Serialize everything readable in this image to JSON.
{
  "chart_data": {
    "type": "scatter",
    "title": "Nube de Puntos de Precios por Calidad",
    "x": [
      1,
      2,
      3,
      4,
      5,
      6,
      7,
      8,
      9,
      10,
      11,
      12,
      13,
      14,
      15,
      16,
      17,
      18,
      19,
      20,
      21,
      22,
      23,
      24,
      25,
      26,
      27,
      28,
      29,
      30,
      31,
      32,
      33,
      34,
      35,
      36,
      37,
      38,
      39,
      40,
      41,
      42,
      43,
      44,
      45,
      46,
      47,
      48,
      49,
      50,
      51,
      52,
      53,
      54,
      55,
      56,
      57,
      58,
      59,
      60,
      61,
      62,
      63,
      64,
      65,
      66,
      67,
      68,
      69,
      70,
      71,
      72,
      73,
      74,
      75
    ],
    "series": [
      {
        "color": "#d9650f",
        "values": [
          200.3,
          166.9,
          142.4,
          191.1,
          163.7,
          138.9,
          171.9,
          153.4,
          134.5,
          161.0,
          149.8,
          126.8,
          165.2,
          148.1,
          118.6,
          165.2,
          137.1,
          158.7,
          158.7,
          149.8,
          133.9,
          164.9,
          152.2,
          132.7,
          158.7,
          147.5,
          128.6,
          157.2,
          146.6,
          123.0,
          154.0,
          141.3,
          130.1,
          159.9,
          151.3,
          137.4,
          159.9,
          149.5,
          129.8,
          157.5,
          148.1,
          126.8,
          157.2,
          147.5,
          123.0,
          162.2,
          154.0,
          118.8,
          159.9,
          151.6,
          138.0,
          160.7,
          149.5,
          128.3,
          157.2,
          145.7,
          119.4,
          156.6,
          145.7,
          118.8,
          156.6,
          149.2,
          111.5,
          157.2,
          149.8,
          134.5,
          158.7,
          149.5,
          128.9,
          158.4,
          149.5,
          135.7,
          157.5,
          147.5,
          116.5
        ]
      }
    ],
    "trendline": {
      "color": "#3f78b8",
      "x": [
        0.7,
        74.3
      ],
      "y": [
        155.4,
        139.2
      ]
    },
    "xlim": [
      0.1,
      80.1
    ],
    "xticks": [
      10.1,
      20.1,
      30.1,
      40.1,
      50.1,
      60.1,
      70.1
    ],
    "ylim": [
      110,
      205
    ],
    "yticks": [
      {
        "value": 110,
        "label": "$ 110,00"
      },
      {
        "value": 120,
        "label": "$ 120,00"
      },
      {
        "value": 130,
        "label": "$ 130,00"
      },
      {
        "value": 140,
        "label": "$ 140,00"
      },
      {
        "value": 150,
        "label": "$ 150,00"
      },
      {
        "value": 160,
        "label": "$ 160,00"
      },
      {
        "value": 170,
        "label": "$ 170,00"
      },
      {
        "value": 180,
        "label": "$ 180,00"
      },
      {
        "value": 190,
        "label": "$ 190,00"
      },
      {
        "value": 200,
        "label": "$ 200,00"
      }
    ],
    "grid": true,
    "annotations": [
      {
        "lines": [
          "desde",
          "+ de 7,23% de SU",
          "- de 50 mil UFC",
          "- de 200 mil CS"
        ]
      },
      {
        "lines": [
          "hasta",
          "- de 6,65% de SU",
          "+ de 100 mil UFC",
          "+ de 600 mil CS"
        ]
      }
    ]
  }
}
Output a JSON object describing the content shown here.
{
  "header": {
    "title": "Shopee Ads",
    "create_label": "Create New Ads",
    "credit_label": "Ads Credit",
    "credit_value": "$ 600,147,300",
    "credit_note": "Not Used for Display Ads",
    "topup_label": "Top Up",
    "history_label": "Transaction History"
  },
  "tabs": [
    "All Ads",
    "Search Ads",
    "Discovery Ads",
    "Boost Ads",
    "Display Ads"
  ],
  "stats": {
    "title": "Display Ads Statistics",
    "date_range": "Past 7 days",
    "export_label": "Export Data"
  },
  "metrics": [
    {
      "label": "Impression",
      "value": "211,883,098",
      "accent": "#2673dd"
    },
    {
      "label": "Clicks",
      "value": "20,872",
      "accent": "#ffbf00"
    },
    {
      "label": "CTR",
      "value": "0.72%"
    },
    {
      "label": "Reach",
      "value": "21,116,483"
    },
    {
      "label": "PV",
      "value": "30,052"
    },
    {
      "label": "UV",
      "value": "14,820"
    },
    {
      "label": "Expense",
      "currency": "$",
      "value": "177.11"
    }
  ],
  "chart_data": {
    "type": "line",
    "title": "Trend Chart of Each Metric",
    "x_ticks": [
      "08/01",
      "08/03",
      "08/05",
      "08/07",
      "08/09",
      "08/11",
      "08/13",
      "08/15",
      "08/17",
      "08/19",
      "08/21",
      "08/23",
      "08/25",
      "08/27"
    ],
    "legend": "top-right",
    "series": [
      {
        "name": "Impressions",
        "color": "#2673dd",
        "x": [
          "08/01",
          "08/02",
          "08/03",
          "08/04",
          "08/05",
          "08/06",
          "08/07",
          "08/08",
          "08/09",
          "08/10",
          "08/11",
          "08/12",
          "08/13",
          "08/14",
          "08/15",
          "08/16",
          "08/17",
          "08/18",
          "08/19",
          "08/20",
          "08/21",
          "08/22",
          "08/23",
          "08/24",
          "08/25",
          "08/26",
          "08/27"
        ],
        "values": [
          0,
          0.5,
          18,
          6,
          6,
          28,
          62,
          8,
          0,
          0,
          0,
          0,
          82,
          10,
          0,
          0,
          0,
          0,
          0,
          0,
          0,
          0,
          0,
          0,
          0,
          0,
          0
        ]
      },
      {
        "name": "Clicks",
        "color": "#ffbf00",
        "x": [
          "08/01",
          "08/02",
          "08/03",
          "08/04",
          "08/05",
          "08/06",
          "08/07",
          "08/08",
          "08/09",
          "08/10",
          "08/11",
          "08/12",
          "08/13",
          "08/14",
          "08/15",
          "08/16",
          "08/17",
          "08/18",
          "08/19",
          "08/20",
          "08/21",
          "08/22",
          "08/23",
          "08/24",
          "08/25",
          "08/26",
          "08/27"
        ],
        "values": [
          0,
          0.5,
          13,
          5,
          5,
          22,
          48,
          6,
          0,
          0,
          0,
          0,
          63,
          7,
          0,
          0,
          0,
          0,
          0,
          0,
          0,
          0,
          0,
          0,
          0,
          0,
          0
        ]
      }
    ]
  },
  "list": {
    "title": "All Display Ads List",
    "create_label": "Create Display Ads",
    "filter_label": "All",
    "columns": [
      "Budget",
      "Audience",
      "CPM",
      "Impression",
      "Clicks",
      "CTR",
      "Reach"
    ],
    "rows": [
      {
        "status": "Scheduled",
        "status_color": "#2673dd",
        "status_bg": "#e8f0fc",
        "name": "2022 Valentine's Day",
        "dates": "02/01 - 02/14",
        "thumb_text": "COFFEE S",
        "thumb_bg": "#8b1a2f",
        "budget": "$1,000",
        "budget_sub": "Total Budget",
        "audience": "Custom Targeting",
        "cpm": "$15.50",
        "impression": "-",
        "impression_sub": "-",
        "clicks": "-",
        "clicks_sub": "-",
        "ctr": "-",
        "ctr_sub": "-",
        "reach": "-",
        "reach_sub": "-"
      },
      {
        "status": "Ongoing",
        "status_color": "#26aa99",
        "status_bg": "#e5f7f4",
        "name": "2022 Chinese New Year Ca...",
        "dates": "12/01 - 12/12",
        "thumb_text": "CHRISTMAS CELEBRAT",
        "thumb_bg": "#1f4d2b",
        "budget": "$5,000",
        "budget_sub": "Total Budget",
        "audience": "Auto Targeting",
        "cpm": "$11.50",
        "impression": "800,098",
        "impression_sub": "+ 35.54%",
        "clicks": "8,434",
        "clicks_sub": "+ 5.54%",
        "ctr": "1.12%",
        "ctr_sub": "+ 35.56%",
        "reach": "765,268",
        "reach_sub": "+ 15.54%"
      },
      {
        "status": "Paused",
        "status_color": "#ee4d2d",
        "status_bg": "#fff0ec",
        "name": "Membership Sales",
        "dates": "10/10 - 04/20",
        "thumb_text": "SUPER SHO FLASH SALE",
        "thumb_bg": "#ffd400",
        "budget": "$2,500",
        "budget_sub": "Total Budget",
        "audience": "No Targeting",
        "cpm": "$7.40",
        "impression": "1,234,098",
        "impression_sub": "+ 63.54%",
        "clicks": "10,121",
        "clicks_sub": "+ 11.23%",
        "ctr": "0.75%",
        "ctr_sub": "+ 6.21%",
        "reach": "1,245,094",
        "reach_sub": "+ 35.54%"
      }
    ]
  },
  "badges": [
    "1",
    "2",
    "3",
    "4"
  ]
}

+ + + +

WHAT IS BEING ASKED: Across the entries above, how many lines contain "Display"? Provide only the count.

ANSWER TO THIS PROBLEM: 5